Goal of the exercise: Give back all the data exactly, line by line.

Dataset records
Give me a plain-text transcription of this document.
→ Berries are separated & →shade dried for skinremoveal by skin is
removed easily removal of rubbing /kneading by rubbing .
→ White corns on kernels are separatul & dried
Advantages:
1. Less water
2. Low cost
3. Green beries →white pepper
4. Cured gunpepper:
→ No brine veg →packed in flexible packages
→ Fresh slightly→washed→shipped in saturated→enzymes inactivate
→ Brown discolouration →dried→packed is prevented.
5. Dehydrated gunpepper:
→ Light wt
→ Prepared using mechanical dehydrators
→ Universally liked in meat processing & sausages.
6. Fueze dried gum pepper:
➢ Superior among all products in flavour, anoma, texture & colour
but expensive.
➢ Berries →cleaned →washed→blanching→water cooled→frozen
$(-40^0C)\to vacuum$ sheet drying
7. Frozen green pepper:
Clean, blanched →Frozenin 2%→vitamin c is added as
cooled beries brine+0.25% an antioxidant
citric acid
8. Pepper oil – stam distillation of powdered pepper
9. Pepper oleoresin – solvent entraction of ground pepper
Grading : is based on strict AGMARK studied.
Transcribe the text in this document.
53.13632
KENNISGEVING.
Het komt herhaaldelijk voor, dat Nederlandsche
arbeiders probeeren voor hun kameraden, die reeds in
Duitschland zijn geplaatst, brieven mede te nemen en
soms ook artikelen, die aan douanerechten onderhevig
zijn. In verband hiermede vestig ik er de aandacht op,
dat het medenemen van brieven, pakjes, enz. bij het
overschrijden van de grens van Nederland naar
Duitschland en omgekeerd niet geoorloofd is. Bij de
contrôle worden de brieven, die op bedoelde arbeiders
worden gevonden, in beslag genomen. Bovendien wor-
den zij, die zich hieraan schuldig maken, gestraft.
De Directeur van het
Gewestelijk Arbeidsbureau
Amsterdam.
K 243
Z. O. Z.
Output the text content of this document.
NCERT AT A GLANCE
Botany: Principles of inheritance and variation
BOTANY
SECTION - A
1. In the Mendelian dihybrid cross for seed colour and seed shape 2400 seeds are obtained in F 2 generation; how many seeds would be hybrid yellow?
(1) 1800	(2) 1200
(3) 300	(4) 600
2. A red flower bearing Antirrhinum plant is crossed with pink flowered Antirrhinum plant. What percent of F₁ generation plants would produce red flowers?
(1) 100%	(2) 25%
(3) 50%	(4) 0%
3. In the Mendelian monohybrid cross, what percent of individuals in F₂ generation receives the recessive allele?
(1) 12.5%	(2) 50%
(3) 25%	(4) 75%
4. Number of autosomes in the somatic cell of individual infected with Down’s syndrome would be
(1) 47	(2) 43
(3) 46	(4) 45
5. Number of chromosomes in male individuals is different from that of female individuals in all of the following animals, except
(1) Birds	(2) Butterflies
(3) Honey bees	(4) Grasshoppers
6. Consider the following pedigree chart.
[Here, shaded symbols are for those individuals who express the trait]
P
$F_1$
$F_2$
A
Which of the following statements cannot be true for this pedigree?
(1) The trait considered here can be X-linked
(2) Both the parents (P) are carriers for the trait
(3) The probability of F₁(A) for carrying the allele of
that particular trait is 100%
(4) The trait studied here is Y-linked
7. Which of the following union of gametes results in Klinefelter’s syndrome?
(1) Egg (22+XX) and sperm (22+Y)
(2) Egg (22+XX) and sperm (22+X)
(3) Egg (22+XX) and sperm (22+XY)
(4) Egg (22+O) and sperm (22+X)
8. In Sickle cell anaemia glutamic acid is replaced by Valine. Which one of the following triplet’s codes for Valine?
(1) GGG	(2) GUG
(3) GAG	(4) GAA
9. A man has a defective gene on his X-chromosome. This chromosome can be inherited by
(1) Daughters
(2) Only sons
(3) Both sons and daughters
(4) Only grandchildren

Output of the task:
Give me a plain-text transcription of this document.
→ Berries are separated & →shade dried for skinremoveal by skin is
removed easily removal of rubbing /kneading by rubbing .
→ White corns on kernels are separatul & dried
Advantages:
1. Less water
2. Low cost
3. Green beries →white pepper
4. Cured gunpepper:
→ No brine veg →packed in flexible packages
→ Fresh slightly→washed→shipped in saturated→enzymes inactivate
→ Brown discolouration →dried→packed is prevented.
5. Dehydrated gunpepper:
→ Light wt
→ Prepared using mechanical dehydrators
→ Universally liked in meat processing & sausages.
6. Fueze dried gum pepper:
➢ Superior among all products in flavour, anoma, texture & colour
but expensive.
➢ Berries →cleaned →washed→blanching→water cooled→frozen
$(-40^0C)\to vacuum$ sheet drying
7. Frozen green pepper:
Clean, blanched →Frozenin 2%→vitamin c is added as
cooled beries brine+0.25% an antioxidant
citric acid
8. Pepper oil – stam distillation of powdered pepper
9. Pepper oleoresin – solvent entraction of ground pepper
Grading : is based on strict AGMARK studied.
Transcribe the text in this document.
53.13632
KENNISGEVING.
Het komt herhaaldelijk voor, dat Nederlandsche
arbeiders probeeren voor hun kameraden, die reeds in
Duitschland zijn geplaatst, brieven mede te nemen en
soms ook artikelen, die aan douanerechten onderhevig
zijn. In verband hiermede vestig ik er de aandacht op,
dat het medenemen van brieven, pakjes, enz. bij het
overschrijden van de grens van Nederland naar
Duitschland en omgekeerd niet geoorloofd is. Bij de
contrôle worden de brieven, die op bedoelde arbeiders
worden gevonden, in beslag genomen. Bovendien wor-
den zij, die zich hieraan schuldig maken, gestraft.
De Directeur van het
Gewestelijk Arbeidsbureau
Amsterdam.
K 243
Z. O. Z.
Output the text content of this document.
NCERT AT A GLANCE
Botany: Principles of inheritance and variation
BOTANY
SECTION - A
1. In the Mendelian dihybrid cross for seed colour and seed shape 2400 seeds are obtained in F 2 generation; how many seeds would be hybrid yellow?
(1) 1800	(2) 1200
(3) 300	(4) 600
2. A red flower bearing Antirrhinum plant is crossed with pink flowered Antirrhinum plant. What percent of F₁ generation plants would produce red flowers?
(1) 100%	(2) 25%
(3) 50%	(4) 0%
3. In the Mendelian monohybrid cross, what percent of individuals in F₂ generation receives the recessive allele?
(1) 12.5%	(2) 50%
(3) 25%	(4) 75%
4. Number of autosomes in the somatic cell of individual infected with Down’s syndrome would be
(1) 47	(2) 43
(3) 46	(4) 45
5. Number of chromosomes in male individuals is different from that of female individuals in all of the following animals, except
(1) Birds	(2) Butterflies
(3) Honey bees	(4) Grasshoppers
6. Consider the following pedigree chart.
[Here, shaded symbols are for those individuals who express the trait]
P
$F_1$
$F_2$
A
Which of the following statements cannot be true for this pedigree?
(1) The trait considered here can be X-linked
(2) Both the parents (P) are carriers for the trait
(3) The probability of F₁(A) for carrying the allele of
that particular trait is 100%
(4) The trait studied here is Y-linked
7. Which of the following union of gametes results in Klinefelter’s syndrome?
(1) Egg (22+XX) and sperm (22+Y)
(2) Egg (22+XX) and sperm (22+X)
(3) Egg (22+XX) and sperm (22+XY)
(4) Egg (22+O) and sperm (22+X)
8. In Sickle cell anaemia glutamic acid is replaced by Valine. Which one of the following triplet’s codes for Valine?
(1) GGG	(2) GUG
(3) GAG	(4) GAA
9. A man has a defective gene on his X-chromosome. This chromosome can be inherited by
(1) Daughters
(2) Only sons
(3) Both sons and daughters
(4) Only grandchildren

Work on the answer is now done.